** TASK TO CARRY OUT **
Will you extract the entries word for word? Images should not appear in the copy.

-- START OF EXTRACTED RECORDS --

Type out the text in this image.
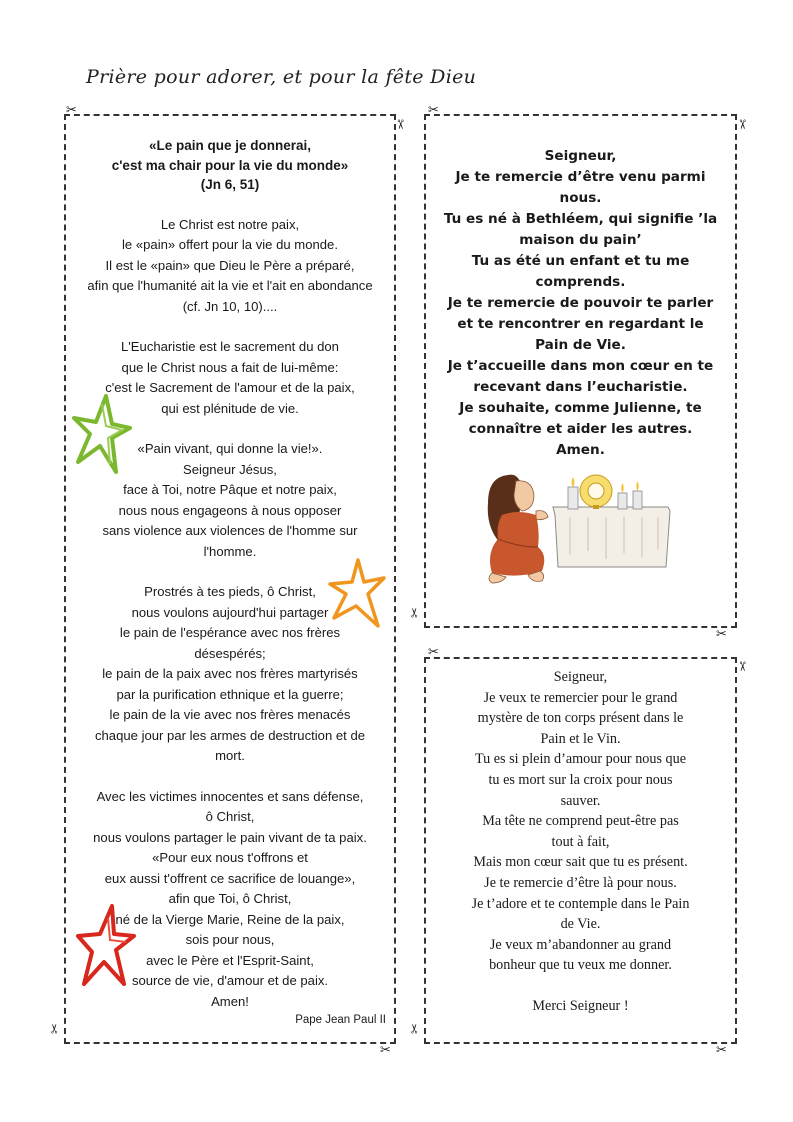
Prière pour adorer, et pour la fête Dieu
«Le pain que je donnerai,
c'est ma chair pour la vie du monde»
(Jn 6, 51)
Le Christ est notre paix,
le «pain» offert pour la vie du monde.
Il est le «pain» que Dieu le Père a préparé,
afin que l'humanité ait la vie et l'ait en abondance
(cf. Jn 10, 10)....
L'Eucharistie est le sacrement du don
que le Christ nous a fait de lui-même:
c'est le Sacrement de l'amour et de la paix,
qui est plénitude de vie.
«Pain vivant, qui donne la vie!».
Seigneur Jésus,
face à Toi, notre Pâque et notre paix,
nous nous engageons à nous opposer
sans violence aux violences de l'homme sur
l'homme.
Prostrés à tes pieds, ô Christ,
nous voulons aujourd'hui partager
le pain de l'espérance avec nos frères
désespérés;
le pain de la paix avec nos frères martyrisés
par la purification ethnique et la guerre;
le pain de la vie avec nos frères menacés
chaque jour par les armes de destruction et de
mort.
Avec les victimes innocentes et sans défense,
ô Christ,
nous voulons partager le pain vivant de ta paix.
«Pour eux nous t'offrons et
eux aussi t'offrent ce sacrifice de louange»,
afin que Toi, ô Christ,
né de la Vierge Marie, Reine de la paix,
sois pour nous,
avec le Père et l'Esprit-Saint,
source de vie, d'amour et de paix.
Amen!
Pape Jean Paul II
Seigneur,
Je te remercie d’être venu parmi
nous.
Tu es né à Bethléem, qui signifie ’la
maison du pain’
Tu as été un enfant et tu me
comprends.
Je te remercie de pouvoir te parler
et te rencontrer en regardant le
Pain de Vie.
Je t’accueille dans mon cœur en te
recevant dans l’eucharistie.
Je souhaite, comme Julienne, te
connaître et aider les autres.
Amen.
Seigneur,
Je veux te remercier pour le grand
mystère de ton corps présent dans le
Pain et le Vin.
Tu es si plein d’amour pour nous que
tu es mort sur la croix pour nous
sauver.
Ma tête ne comprend peut-être pas
tout à fait,
Mais mon cœur sait que tu es présent.
Je te remercie d’être là pour nous.
Je t’adore et te contemple dans le Pain
de Vie.
Je veux m’abandonner au grand
bonheur que tu veux me donner.
Merci Seigneur !
✂
✂
✂
✂
✂
✂
✂
✂
✂
✂
✂
✂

-- END OF EXTRACTED RECORDS --

** OUTPUT **
Type out the text in this image.
Prière pour adorer, et pour la fête Dieu
«Le pain que je donnerai,
c'est ma chair pour la vie du monde»
(Jn 6, 51)
Le Christ est notre paix,
le «pain» offert pour la vie du monde.
Il est le «pain» que Dieu le Père a préparé,
afin que l'humanité ait la vie et l'ait en abondance
(cf. Jn 10, 10)....
L'Eucharistie est le sacrement du don
que le Christ nous a fait de lui-même:
c'est le Sacrement de l'amour et de la paix,
qui est plénitude de vie.
«Pain vivant, qui donne la vie!».
Seigneur Jésus,
face à Toi, notre Pâque et notre paix,
nous nous engageons à nous opposer
sans violence aux violences de l'homme sur
l'homme.
Prostrés à tes pieds, ô Christ,
nous voulons aujourd'hui partager
le pain de l'espérance avec nos frères
désespérés;
le pain de la paix avec nos frères martyrisés
par la purification ethnique et la guerre;
le pain de la vie avec nos frères menacés
chaque jour par les armes de destruction et de
mort.
Avec les victimes innocentes et sans défense,
ô Christ,
nous voulons partager le pain vivant de ta paix.
«Pour eux nous t'offrons et
eux aussi t'offrent ce sacrifice de louange»,
afin que Toi, ô Christ,
né de la Vierge Marie, Reine de la paix,
sois pour nous,
avec le Père et l'Esprit-Saint,
source de vie, d'amour et de paix.
Amen!
Pape Jean Paul II
Seigneur,
Je te remercie d’être venu parmi
nous.
Tu es né à Bethléem, qui signifie ’la
maison du pain’
Tu as été un enfant et tu me
comprends.
Je te remercie de pouvoir te parler
et te rencontrer en regardant le
Pain de Vie.
Je t’accueille dans mon cœur en te
recevant dans l’eucharistie.
Je souhaite, comme Julienne, te
connaître et aider les autres.
Amen.
Seigneur,
Je veux te remercier pour le grand
mystère de ton corps présent dans le
Pain et le Vin.
Tu es si plein d’amour pour nous que
tu es mort sur la croix pour nous
sauver.
Ma tête ne comprend peut-être pas
tout à fait,
Mais mon cœur sait que tu es présent.
Je te remercie d’être là pour nous.
Je t’adore et te contemple dans le Pain
de Vie.
Je veux m’abandonner au grand
bonheur que tu veux me donner.
Merci Seigneur !
✂
✂
✂
✂
✂
✂
✂
✂
✂
✂
✂
✂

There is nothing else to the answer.